(Your instructions) Make an exact copy of all the entries, but do not reproduce the pictures.

"""

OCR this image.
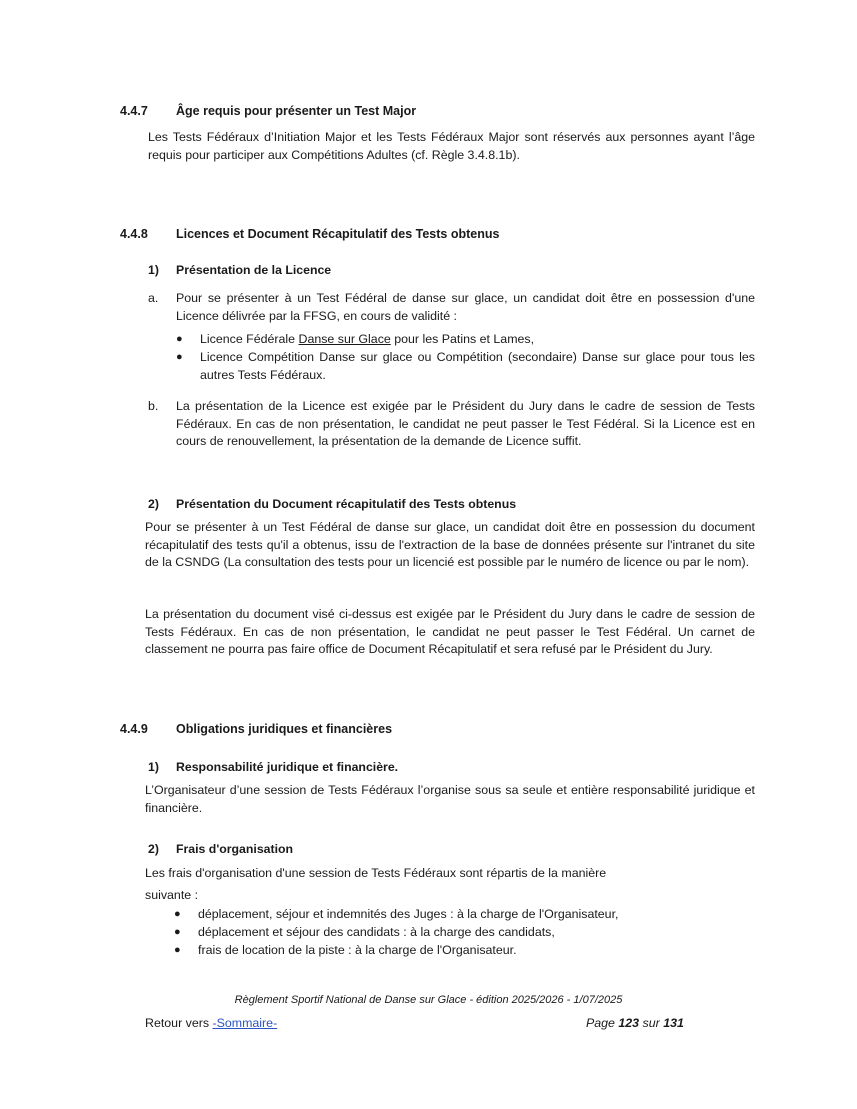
4.4.7 Âge requis pour présenter un Test Major
Les Tests Fédéraux d’Initiation Major et les Tests Fédéraux Major sont réservés aux personnes ayant l’âge requis pour participer aux Compétitions Adultes (cf. Règle 3.4.8.1b).
4.4.8 Licences et Document Récapitulatif des Tests obtenus
1) Présentation de la Licence
a. Pour se présenter à un Test Fédéral de danse sur glace, un candidat doit être en possession d'une Licence délivrée par la FFSG, en cours de validité :
● Licence Fédérale Danse sur Glace pour les Patins et Lames,
● Licence Compétition Danse sur glace ou Compétition (secondaire) Danse sur glace pour tous les autres Tests Fédéraux.
b. La présentation de la Licence est exigée par le Président du Jury dans le cadre de session de Tests Fédéraux. En cas de non présentation, le candidat ne peut passer le Test Fédéral. Si la Licence est en cours de renouvellement, la présentation de la demande de Licence suffit.
2) Présentation du Document récapitulatif des Tests obtenus
Pour se présenter à un Test Fédéral de danse sur glace, un candidat doit être en possession du document récapitulatif des tests qu'il a obtenus, issu de l'extraction de la base de données présente sur l'intranet du site de la CSNDG (La consultation des tests pour un licencié est possible par le numéro de licence ou par le nom).
La présentation du document visé ci-dessus est exigée par le Président du Jury dans le cadre de session de Tests Fédéraux. En cas de non présentation, le candidat ne peut passer le Test Fédéral. Un carnet de classement ne pourra pas faire office de Document Récapitulatif et sera refusé par le Président du Jury.
4.4.9 Obligations juridiques et financières
1) Responsabilité juridique et financière.
L’Organisateur d’une session de Tests Fédéraux l’organise sous sa seule et entière responsabilité juridique et financière.
2) Frais d'organisation
Les frais d'organisation d'une session de Tests Fédéraux sont répartis de la manière
suivante :
● déplacement, séjour et indemnités des Juges : à la charge de l'Organisateur,
● déplacement et séjour des candidats : à la charge des candidats,
● frais de location de la piste : à la charge de l'Organisateur.
Règlement Sportif National de Danse sur Glace - édition 2025/2026 - 1/07/2025
Retour vers -Sommaire-	Page 123 sur 131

"""

(Answer to this exercise)
OCR this image.
4.4.7 Âge requis pour présenter un Test Major
Les Tests Fédéraux d’Initiation Major et les Tests Fédéraux Major sont réservés aux personnes ayant l’âge requis pour participer aux Compétitions Adultes (cf. Règle 3.4.8.1b).
4.4.8 Licences et Document Récapitulatif des Tests obtenus
1) Présentation de la Licence
a. Pour se présenter à un Test Fédéral de danse sur glace, un candidat doit être en possession d'une Licence délivrée par la FFSG, en cours de validité :
● Licence Fédérale Danse sur Glace pour les Patins et Lames,
● Licence Compétition Danse sur glace ou Compétition (secondaire) Danse sur glace pour tous les autres Tests Fédéraux.
b. La présentation de la Licence est exigée par le Président du Jury dans le cadre de session de Tests Fédéraux. En cas de non présentation, le candidat ne peut passer le Test Fédéral. Si la Licence est en cours de renouvellement, la présentation de la demande de Licence suffit.
2) Présentation du Document récapitulatif des Tests obtenus
Pour se présenter à un Test Fédéral de danse sur glace, un candidat doit être en possession du document récapitulatif des tests qu'il a obtenus, issu de l'extraction de la base de données présente sur l'intranet du site de la CSNDG (La consultation des tests pour un licencié est possible par le numéro de licence ou par le nom).
La présentation du document visé ci-dessus est exigée par le Président du Jury dans le cadre de session de Tests Fédéraux. En cas de non présentation, le candidat ne peut passer le Test Fédéral. Un carnet de classement ne pourra pas faire office de Document Récapitulatif et sera refusé par le Président du Jury.
4.4.9 Obligations juridiques et financières
1) Responsabilité juridique et financière.
L’Organisateur d’une session de Tests Fédéraux l’organise sous sa seule et entière responsabilité juridique et financière.
2) Frais d'organisation
Les frais d'organisation d'une session de Tests Fédéraux sont répartis de la manière
suivante :
● déplacement, séjour et indemnités des Juges : à la charge de l'Organisateur,
● déplacement et séjour des candidats : à la charge des candidats,
● frais de location de la piste : à la charge de l'Organisateur.
Règlement Sportif National de Danse sur Glace - édition 2025/2026 - 1/07/2025
Retour vers -Sommaire-	Page 123 sur 131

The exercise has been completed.